• [Data records]
[start]

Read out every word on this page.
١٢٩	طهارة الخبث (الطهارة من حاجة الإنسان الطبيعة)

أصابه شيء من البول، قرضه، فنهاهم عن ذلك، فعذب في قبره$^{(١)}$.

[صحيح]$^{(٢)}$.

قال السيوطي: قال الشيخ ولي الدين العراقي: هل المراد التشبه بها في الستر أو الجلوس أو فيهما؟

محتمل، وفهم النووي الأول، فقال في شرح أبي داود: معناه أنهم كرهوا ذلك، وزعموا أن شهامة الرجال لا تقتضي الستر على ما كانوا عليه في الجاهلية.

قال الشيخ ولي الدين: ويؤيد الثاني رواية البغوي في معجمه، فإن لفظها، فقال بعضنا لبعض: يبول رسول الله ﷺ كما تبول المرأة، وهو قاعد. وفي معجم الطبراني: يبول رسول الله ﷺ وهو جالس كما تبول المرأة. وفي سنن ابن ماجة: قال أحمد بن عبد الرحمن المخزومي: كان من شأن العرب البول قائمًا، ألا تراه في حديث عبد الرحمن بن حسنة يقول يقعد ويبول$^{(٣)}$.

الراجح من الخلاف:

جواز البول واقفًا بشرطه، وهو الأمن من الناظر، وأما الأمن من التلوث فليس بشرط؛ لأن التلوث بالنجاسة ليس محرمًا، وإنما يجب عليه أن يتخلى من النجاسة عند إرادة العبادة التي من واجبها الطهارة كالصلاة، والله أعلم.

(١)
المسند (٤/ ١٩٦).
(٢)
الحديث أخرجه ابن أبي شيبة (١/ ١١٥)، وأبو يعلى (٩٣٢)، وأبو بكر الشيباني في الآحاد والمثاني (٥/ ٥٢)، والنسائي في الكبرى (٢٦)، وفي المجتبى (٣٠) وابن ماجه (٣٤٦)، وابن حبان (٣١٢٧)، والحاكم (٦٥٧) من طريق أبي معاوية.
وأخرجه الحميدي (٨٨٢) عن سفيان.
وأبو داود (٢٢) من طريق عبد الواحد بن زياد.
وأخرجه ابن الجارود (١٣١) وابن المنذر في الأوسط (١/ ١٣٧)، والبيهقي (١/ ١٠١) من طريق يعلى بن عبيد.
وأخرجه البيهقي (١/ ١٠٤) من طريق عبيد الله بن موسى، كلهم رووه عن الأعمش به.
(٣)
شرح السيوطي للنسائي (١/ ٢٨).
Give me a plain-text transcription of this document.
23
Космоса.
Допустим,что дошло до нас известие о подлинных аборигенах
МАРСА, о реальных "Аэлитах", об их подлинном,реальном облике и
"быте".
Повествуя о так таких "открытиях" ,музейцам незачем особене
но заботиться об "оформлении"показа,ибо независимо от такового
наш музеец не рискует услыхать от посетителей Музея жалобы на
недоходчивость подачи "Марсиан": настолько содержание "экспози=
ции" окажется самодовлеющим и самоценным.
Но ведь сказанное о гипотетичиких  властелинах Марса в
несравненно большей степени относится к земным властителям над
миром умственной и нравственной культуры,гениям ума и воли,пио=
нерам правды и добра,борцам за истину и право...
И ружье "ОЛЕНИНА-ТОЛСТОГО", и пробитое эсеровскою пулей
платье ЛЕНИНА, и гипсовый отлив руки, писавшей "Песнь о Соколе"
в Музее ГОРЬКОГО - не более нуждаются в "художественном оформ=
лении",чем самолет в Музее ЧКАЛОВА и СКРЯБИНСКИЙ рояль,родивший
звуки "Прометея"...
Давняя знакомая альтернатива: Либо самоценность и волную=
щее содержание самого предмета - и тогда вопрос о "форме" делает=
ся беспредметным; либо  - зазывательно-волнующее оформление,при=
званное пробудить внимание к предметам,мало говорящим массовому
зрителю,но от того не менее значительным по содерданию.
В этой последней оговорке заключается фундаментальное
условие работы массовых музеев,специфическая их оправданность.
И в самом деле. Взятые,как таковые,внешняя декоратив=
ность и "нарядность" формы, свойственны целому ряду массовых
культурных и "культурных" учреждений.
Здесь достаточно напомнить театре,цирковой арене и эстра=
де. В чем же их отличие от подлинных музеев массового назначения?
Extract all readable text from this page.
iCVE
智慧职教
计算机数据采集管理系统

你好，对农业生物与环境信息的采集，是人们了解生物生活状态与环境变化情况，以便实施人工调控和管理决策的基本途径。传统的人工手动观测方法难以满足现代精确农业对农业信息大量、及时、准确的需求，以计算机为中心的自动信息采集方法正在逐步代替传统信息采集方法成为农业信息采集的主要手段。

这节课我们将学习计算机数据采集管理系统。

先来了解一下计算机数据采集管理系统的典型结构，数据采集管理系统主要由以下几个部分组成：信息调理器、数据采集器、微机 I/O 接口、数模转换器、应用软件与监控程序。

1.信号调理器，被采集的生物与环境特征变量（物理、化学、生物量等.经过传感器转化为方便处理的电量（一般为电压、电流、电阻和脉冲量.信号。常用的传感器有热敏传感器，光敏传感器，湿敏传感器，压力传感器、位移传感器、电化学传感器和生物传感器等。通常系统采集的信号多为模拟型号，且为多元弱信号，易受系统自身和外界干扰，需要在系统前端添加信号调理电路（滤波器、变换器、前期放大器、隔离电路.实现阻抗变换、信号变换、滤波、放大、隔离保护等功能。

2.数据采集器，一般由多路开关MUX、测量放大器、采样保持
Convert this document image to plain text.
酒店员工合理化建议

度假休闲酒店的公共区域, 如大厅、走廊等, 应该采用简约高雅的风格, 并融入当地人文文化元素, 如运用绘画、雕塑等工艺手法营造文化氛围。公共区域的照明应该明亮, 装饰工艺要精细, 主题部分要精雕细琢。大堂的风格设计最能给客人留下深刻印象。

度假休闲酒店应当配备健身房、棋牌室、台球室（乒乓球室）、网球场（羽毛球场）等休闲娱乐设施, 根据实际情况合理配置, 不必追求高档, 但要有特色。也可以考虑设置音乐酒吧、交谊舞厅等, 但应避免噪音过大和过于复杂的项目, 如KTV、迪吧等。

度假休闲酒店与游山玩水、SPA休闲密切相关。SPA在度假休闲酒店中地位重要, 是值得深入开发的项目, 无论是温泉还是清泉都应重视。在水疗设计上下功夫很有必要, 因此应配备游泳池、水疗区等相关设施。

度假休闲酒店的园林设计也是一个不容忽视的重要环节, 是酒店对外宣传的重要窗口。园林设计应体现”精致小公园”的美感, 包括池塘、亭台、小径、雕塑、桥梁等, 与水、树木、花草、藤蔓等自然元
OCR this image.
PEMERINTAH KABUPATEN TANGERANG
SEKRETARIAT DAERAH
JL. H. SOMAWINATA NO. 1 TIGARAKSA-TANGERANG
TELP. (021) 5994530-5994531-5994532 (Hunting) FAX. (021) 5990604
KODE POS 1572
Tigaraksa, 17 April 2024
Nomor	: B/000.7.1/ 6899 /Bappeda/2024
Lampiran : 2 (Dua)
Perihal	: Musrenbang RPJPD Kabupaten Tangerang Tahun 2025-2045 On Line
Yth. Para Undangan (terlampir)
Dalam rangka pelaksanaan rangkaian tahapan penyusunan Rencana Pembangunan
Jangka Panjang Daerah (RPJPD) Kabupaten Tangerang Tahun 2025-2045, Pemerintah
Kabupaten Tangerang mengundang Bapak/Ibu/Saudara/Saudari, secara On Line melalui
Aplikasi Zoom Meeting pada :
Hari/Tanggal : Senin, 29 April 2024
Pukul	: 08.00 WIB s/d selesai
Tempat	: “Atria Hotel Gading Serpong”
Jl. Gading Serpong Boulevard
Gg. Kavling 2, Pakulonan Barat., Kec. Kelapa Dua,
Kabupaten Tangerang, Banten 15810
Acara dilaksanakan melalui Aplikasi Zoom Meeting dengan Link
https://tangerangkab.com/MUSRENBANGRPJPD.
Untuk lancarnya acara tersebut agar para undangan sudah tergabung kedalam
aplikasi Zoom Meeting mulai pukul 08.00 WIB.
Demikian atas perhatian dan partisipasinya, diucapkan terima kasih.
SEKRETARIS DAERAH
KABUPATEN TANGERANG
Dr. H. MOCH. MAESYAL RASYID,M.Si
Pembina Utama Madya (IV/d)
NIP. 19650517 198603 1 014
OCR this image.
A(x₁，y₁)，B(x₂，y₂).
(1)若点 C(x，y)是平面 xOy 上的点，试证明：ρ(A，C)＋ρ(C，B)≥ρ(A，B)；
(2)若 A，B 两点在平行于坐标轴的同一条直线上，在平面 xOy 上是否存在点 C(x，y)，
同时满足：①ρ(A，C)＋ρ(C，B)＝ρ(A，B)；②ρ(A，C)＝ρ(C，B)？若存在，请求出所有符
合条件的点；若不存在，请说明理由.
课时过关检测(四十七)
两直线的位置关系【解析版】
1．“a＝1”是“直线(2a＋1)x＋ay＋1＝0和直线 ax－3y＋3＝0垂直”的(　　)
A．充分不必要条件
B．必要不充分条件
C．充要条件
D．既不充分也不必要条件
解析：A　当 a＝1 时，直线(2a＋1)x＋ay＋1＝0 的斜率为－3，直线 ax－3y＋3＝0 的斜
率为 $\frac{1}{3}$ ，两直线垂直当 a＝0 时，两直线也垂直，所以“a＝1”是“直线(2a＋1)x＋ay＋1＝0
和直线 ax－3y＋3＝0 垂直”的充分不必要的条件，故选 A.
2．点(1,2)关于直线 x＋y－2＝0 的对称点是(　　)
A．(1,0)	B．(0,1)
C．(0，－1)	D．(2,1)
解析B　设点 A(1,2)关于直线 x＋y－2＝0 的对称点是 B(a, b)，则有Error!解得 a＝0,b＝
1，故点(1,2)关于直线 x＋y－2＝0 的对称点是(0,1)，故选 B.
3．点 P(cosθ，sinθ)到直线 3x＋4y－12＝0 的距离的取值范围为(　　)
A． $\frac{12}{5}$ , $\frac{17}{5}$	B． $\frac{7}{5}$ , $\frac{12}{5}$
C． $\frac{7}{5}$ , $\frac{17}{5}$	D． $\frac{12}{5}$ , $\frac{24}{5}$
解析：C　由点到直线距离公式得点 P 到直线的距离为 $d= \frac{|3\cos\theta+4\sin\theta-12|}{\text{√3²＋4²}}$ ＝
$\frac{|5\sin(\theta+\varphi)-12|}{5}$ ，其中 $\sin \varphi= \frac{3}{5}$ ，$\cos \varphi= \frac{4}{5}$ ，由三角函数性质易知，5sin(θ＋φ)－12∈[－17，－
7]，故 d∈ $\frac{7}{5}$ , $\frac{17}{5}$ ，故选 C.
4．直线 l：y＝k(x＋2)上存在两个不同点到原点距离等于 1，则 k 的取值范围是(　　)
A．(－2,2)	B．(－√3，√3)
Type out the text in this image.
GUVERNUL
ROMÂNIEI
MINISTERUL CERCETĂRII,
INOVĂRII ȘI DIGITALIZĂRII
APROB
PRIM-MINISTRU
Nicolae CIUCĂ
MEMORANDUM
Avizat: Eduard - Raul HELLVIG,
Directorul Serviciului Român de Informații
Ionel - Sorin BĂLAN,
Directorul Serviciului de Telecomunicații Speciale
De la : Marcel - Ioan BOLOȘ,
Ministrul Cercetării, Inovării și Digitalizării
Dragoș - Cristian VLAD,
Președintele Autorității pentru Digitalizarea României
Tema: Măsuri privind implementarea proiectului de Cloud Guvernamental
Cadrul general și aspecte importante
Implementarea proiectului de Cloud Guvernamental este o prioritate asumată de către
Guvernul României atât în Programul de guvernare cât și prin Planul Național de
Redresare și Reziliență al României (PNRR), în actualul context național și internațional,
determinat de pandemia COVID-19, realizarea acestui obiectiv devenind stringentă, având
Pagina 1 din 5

[end]

• [WORK TO COMPLETE]
Copy each line of the listing that holds the word "document".

• [TASK ANSWER]
Give me a plain-text transcription of this document.
Convert this document image to plain text.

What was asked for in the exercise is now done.